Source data
________________________

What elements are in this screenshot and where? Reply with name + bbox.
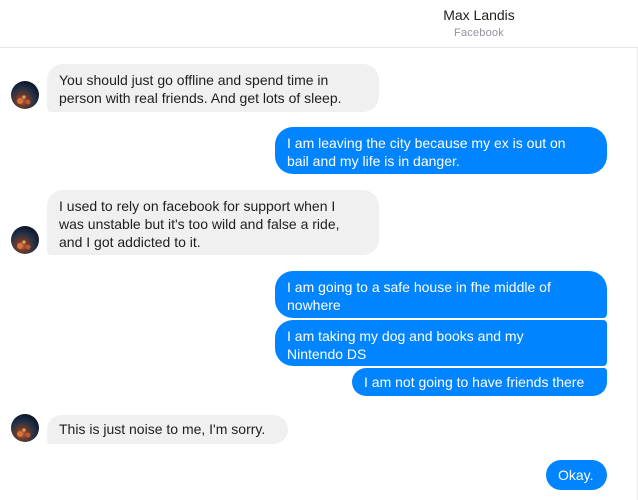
avatar-photo [17,428,31,438]
message-line: nowhere [287,297,341,313]
message-line: I am going to a safe house in fhe middle… [287,279,551,295]
message-line: I am taking my dog and books and my [287,328,524,344]
message-line: and I got addicted to it. [59,234,201,250]
contact-subtitle: Facebook [454,27,504,39]
message-bubble-incoming[interactable]: You should just go offline and spend tim… [47,64,379,112]
message-line: This is just noise to me, I'm sorry. [59,421,266,437]
message-line: I am not going to have friends there [364,374,585,390]
message-line: person with real friends. And get lots o… [59,90,342,106]
avatar-photo [17,95,31,105]
contact-avatar[interactable] [11,414,39,442]
message-line: Okay. [558,467,594,483]
conversation-header: Max Landis Facebook [0,0,638,48]
message-line: Nintendo DS [287,346,367,362]
message-line: You should just go offline and spend tim… [59,72,329,88]
avatar-photo [17,240,31,250]
message-bubble-outgoing[interactable]: Okay. [546,460,607,490]
contact-name[interactable]: Max Landis [373,7,585,23]
message-line: I am leaving the city because my ex is o… [287,135,566,151]
message-bubble-outgoing[interactable]: I am leaving the city because my ex is o… [275,127,607,174]
message-line: was unstable but it's too wild and false… [59,216,340,232]
message-bubble-outgoing[interactable]: I am taking my dog and books and my Nint… [275,320,607,366]
message-bubble-outgoing[interactable]: I am going to a safe house in fhe middle… [275,271,607,318]
contact-avatar[interactable] [11,81,39,109]
message-line: I used to rely on facebook for support w… [59,198,336,214]
message-line: bail and my life is in danger. [287,153,460,169]
message-bubble-incoming[interactable]: I used to rely on facebook for support w… [47,190,379,255]
contact-avatar[interactable] [11,226,39,254]
message-bubble-outgoing[interactable]: I am not going to have friends there [352,368,607,396]
message-bubble-incoming[interactable]: This is just noise to me, I'm sorry. [47,415,288,444]
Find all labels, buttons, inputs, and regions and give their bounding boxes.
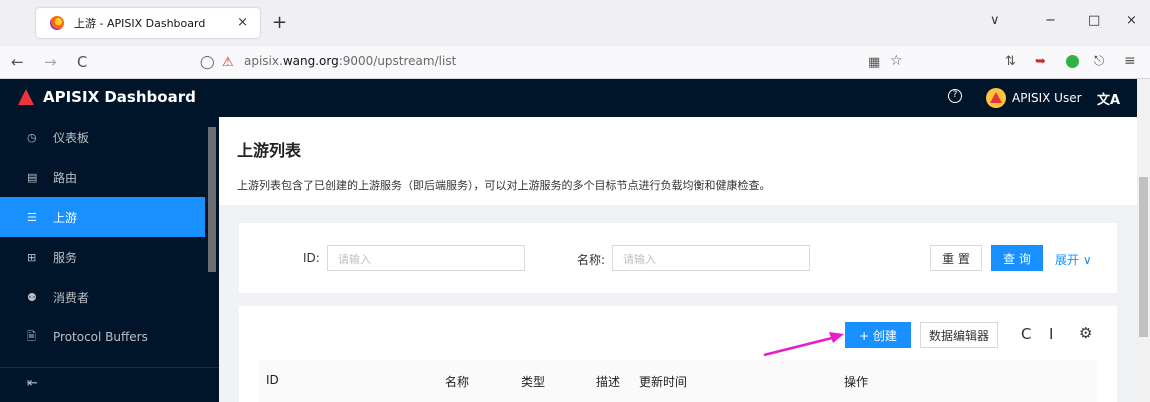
- create-button[interactable]: + 创建: [845, 322, 911, 348]
- app-brand[interactable]: APISIX Dashboard: [43, 88, 196, 106]
- table-card: + 创建 数据编辑器 C Ⅰ ⚙ ID 名称 类型 描述 更新时间 操作: [239, 306, 1117, 402]
- sidebar: ◷ 仪表板 ▤ 路由 ☰ 上游 ⊞ 服务 ⚉ 消费者 🗎 Protocol Bu…: [0, 117, 219, 402]
- forward-icon[interactable]: →: [44, 53, 57, 71]
- column-updated-time: 更新时间: [639, 375, 688, 389]
- page-scroll-thumb[interactable]: [1139, 177, 1148, 337]
- sidebar-item-consumers[interactable]: ⚉ 消费者: [0, 277, 205, 317]
- url-prefix: apisix.: [244, 54, 283, 68]
- browser-nav-bar: ← → C ◯ ⚠ apisix.wang.org:9000/upstream/…: [0, 46, 1150, 79]
- close-window-button[interactable]: ×: [1126, 13, 1137, 28]
- column-actions: 操作: [844, 375, 869, 389]
- tab-close-icon[interactable]: ×: [237, 15, 248, 30]
- consumer-icon: ⚉: [27, 290, 37, 304]
- avatar[interactable]: [986, 88, 1006, 108]
- help-icon[interactable]: ?: [948, 89, 962, 103]
- language-icon[interactable]: 文A: [1097, 89, 1120, 108]
- sidebar-item-dashboard[interactable]: ◷ 仪表板: [0, 117, 205, 157]
- id-label: ID:: [303, 251, 320, 265]
- column-name: 名称: [445, 375, 470, 389]
- page-title: 上游列表: [237, 141, 302, 160]
- qr-code-icon[interactable]: ▦: [868, 55, 880, 70]
- density-icon[interactable]: Ⅰ: [1049, 325, 1053, 343]
- reload-icon[interactable]: C: [77, 53, 87, 71]
- app-header: APISIX Dashboard ? APISIX User 文A: [0, 79, 1150, 117]
- column-description: 描述: [596, 375, 621, 389]
- sidebar-scroll-thumb[interactable]: [208, 127, 216, 272]
- sidebar-item-upstream[interactable]: ☰ 上游: [0, 197, 205, 237]
- tab-list-icon[interactable]: ∨: [990, 13, 1000, 28]
- settings-icon[interactable]: ⚙: [1079, 324, 1092, 342]
- sidebar-item-label: 消费者: [53, 290, 90, 305]
- sidebar-item-label: 路由: [53, 170, 78, 185]
- browser-tab-strip: 上游 - APISIX Dashboard × + ∨ − □ ×: [0, 0, 1150, 46]
- tracking-shield-icon[interactable]: ◯: [200, 55, 215, 70]
- sidebar-item-protocol-buffers[interactable]: 🗎 Protocol Buffers: [0, 317, 205, 357]
- url-host: wang.org: [282, 54, 339, 68]
- sidebar-collapse[interactable]: ⇤: [0, 367, 219, 402]
- back-icon[interactable]: ←: [11, 53, 24, 71]
- firefox-icon: [50, 16, 64, 30]
- minimize-button[interactable]: −: [1045, 13, 1056, 28]
- dashboard-icon: ◷: [27, 130, 37, 144]
- service-icon: ⊞: [27, 250, 37, 264]
- url-bar[interactable]: apisix.wang.org:9000/upstream/list: [244, 54, 456, 68]
- name-label: 名称:: [577, 253, 606, 267]
- name-input[interactable]: 请输入: [612, 245, 810, 271]
- tab-title: 上游 - APISIX Dashboard: [74, 17, 206, 30]
- expand-link[interactable]: 展开 ∨: [1055, 251, 1092, 268]
- user-name[interactable]: APISIX User: [1012, 91, 1082, 105]
- column-id: ID: [266, 373, 279, 387]
- sidebar-item-label: 仪表板: [53, 130, 90, 145]
- menu-icon[interactable]: ≡: [1124, 53, 1136, 69]
- extension-icon[interactable]: ⇅: [1005, 54, 1016, 69]
- page-scrollbar[interactable]: [1137, 79, 1150, 402]
- reset-button[interactable]: 重 置: [930, 245, 982, 271]
- table-header: ID 名称 类型 描述 更新时间 操作: [259, 360, 1097, 402]
- share-icon[interactable]: ⎋: [1094, 54, 1104, 69]
- upstream-icon: ☰: [27, 210, 37, 224]
- sidebar-item-label: 服务: [53, 250, 78, 265]
- column-type: 类型: [521, 375, 546, 389]
- file-icon: 🗎: [27, 329, 36, 343]
- maximize-button[interactable]: □: [1088, 13, 1100, 28]
- route-icon: ▤: [27, 170, 38, 184]
- page-description: 上游列表包含了已创建的上游服务（即后端服务），可以对上游服务的多个目标节点进行负…: [237, 179, 771, 192]
- sidebar-item-label: 上游: [53, 210, 78, 225]
- new-tab-button[interactable]: +: [272, 12, 287, 33]
- collapse-icon[interactable]: ⇤: [27, 376, 38, 391]
- query-button[interactable]: 查 询: [991, 245, 1043, 271]
- insecure-lock-icon[interactable]: ⚠: [222, 55, 234, 70]
- sidebar-item-services[interactable]: ⊞ 服务: [0, 237, 205, 277]
- reload-icon[interactable]: C: [1021, 325, 1031, 343]
- bookmark-star-icon[interactable]: ☆: [890, 53, 903, 69]
- search-form: ID: 请输入 名称: 请输入 重 置 查 询 展开 ∨: [239, 223, 1117, 293]
- data-editor-button[interactable]: 数据编辑器: [920, 322, 998, 348]
- url-path: :9000/upstream/list: [338, 54, 457, 68]
- extension-arrow-icon[interactable]: ➥: [1035, 54, 1046, 69]
- page-header: 上游列表 上游列表包含了已创建的上游服务（即后端服务），可以对上游服务的多个目标…: [219, 117, 1137, 205]
- id-input[interactable]: 请输入: [327, 245, 525, 271]
- sidebar-item-label: Protocol Buffers: [53, 330, 148, 344]
- browser-tab[interactable]: 上游 - APISIX Dashboard ×: [36, 8, 260, 38]
- main-content: 上游列表 上游列表包含了已创建的上游服务（即后端服务），可以对上游服务的多个目标…: [219, 117, 1137, 402]
- sidebar-item-routes[interactable]: ▤ 路由: [0, 157, 205, 197]
- extension-green-icon[interactable]: [1066, 55, 1079, 68]
- apisix-logo-icon: [18, 89, 34, 105]
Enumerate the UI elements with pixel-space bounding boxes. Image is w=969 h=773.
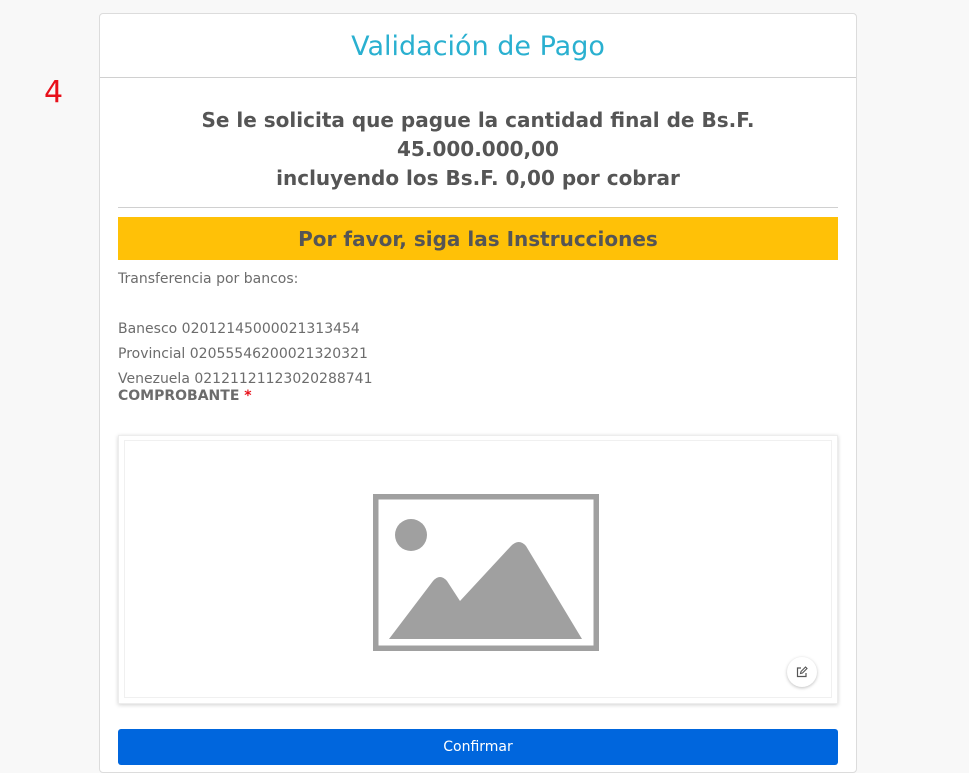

________________________

* STATED GOAL
Reproduce the part of the entries that opens with the line containing "avatar-photo [17,428,31,438]" and closes with the line containing "avatar-photo [17,240,31,250]", switching "contact-avatar" to "profile-icon" and leaving everything else unchanged.

* IN RESPONSE
avatar-photo [17,428,31,438]
message-line: nowhere [287,297,341,313]
message-line: I am going to a safe house in fhe middle… [287,279,551,295]
message-line: I am taking my dog and books and my [287,328,524,344]
message-line: and I got addicted to it. [59,234,201,250]
contact-subtitle: Facebook [454,27,504,39]
message-bubble-incoming[interactable]: You should just go offline and spend tim… [47,64,379,112]
message-line: This is just noise to me, I'm sorry. [59,421,266,437]
message-line: I am not going to have friends there [364,374,585,390]
message-line: person with real friends. And get lots o… [59,90,342,106]
avatar-photo [17,95,31,105]
profile-icon[interactable] [11,414,39,442]
message-line: Okay. [558,467,594,483]
conversation-header: Max Landis Facebook [0,0,638,48]
message-line: Nintendo DS [287,346,367,362]
message-line: You should just go offline and spend tim… [59,72,329,88]
avatar-photo [17,240,31,250]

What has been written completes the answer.